[What needs to be done]
In the listing below, locate the lines that hold "name" and copy them.

★ ★ ★ ★

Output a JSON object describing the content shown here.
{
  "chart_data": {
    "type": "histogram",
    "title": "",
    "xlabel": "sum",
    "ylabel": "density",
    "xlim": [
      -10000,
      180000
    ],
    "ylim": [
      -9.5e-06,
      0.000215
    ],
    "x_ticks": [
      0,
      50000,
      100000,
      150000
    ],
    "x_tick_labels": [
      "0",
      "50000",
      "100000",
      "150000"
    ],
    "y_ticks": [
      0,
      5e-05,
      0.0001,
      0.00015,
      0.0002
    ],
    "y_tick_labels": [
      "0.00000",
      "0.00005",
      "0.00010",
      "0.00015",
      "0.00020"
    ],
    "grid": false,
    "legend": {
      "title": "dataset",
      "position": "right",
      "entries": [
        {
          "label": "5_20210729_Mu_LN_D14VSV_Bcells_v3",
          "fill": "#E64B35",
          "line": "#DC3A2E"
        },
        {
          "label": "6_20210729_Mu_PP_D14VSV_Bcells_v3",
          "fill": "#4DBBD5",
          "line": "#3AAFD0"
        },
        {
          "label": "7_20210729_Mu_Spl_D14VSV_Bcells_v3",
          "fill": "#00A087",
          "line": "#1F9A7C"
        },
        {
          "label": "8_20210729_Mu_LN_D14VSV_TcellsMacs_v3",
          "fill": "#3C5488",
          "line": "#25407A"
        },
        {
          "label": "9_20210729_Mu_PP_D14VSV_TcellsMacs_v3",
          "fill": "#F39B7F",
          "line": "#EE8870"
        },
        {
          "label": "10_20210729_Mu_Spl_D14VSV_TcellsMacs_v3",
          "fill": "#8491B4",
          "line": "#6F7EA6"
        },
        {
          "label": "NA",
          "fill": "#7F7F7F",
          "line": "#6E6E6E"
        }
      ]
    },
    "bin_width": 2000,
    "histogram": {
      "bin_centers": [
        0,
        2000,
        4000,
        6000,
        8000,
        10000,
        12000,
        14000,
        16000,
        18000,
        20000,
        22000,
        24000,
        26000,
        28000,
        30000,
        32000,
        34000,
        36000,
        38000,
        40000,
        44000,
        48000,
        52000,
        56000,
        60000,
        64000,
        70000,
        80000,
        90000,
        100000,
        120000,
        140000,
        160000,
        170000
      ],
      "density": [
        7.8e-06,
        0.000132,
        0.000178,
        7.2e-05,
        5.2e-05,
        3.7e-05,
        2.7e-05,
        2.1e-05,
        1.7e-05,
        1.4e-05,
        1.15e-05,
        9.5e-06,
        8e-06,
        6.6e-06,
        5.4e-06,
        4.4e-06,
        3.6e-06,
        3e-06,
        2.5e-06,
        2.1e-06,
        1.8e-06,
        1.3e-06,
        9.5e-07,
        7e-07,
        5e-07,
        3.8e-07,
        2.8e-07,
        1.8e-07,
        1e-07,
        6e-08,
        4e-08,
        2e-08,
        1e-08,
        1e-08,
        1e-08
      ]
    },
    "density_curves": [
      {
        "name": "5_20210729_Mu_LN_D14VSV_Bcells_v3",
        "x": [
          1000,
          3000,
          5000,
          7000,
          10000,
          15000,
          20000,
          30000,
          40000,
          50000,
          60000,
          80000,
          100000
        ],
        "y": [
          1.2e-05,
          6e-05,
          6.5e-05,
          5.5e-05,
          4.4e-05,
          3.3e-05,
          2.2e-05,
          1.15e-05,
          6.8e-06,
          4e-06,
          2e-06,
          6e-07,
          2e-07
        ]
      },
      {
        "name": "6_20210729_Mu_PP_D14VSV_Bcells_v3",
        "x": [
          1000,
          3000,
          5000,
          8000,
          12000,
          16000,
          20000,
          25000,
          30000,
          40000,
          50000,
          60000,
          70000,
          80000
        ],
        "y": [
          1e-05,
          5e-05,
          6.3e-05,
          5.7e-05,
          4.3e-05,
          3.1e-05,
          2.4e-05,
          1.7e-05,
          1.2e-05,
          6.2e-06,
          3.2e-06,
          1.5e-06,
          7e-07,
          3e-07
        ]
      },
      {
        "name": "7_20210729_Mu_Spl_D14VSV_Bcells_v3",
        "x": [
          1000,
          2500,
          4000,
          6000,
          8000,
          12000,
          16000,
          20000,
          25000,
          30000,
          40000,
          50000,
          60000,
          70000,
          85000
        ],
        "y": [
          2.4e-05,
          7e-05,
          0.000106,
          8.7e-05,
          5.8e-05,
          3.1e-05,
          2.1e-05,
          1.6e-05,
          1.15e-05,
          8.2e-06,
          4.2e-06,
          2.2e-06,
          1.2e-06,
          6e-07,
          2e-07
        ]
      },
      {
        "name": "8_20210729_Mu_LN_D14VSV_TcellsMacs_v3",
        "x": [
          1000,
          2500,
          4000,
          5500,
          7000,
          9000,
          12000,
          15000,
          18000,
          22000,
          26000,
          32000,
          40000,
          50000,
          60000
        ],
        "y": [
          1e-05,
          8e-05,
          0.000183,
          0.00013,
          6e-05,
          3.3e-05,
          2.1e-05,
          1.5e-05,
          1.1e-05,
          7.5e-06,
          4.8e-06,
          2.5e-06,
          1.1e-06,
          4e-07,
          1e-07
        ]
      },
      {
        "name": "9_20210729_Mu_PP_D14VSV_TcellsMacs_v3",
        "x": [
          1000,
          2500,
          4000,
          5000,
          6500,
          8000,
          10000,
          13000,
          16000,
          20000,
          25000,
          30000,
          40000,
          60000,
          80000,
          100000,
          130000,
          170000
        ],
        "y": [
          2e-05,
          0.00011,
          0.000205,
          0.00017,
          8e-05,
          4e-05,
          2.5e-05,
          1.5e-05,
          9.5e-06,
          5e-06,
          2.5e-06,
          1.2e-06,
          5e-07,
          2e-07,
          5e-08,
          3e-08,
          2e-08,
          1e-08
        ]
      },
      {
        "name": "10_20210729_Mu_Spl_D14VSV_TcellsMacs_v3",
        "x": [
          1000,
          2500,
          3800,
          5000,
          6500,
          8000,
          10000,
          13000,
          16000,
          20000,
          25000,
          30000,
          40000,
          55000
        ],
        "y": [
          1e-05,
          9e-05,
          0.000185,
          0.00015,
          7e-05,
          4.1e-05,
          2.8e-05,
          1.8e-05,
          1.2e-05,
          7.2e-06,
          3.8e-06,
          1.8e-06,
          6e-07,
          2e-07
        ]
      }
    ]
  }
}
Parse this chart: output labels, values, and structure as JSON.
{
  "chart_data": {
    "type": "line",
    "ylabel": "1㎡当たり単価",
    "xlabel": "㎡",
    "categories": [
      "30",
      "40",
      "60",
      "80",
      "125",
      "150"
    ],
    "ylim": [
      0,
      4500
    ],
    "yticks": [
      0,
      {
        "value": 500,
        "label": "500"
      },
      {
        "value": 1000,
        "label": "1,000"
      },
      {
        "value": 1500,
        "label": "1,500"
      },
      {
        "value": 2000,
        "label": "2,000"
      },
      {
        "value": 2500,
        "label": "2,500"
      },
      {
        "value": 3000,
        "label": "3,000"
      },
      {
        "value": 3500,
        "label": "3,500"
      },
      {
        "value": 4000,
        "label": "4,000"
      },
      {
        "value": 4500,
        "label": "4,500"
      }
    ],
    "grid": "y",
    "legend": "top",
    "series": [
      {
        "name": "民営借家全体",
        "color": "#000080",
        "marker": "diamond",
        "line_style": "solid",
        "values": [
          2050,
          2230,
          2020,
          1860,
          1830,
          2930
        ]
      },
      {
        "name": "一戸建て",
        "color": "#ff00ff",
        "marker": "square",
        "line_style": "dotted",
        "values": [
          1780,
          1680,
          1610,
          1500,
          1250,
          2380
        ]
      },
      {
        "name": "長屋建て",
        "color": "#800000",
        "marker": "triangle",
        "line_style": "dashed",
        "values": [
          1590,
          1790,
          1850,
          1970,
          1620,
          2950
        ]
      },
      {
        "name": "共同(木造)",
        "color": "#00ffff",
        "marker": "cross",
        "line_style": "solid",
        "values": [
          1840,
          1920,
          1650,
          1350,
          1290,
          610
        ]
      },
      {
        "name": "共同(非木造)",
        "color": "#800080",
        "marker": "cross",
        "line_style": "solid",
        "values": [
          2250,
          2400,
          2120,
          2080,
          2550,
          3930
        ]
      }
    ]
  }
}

★ ★ ★ ★

[Solution for this exercise]
        "name": "5_20210729_Mu_LN_D14VSV_Bcells_v3",
        "name": "6_20210729_Mu_PP_D14VSV_Bcells_v3",
        "name": "7_20210729_Mu_Spl_D14VSV_Bcells_v3",
        "name": "8_20210729_Mu_LN_D14VSV_TcellsMacs_v3",
        "name": "9_20210729_Mu_PP_D14VSV_TcellsMacs_v3",
        "name": "10_20210729_Mu_Spl_D14VSV_TcellsMacs_v3",
        "name": "民営借家全体",
        "name": "一戸建て",
        "name": "長屋建て",
        "name": "共同(木造)",
        "name": "共同(非木造)",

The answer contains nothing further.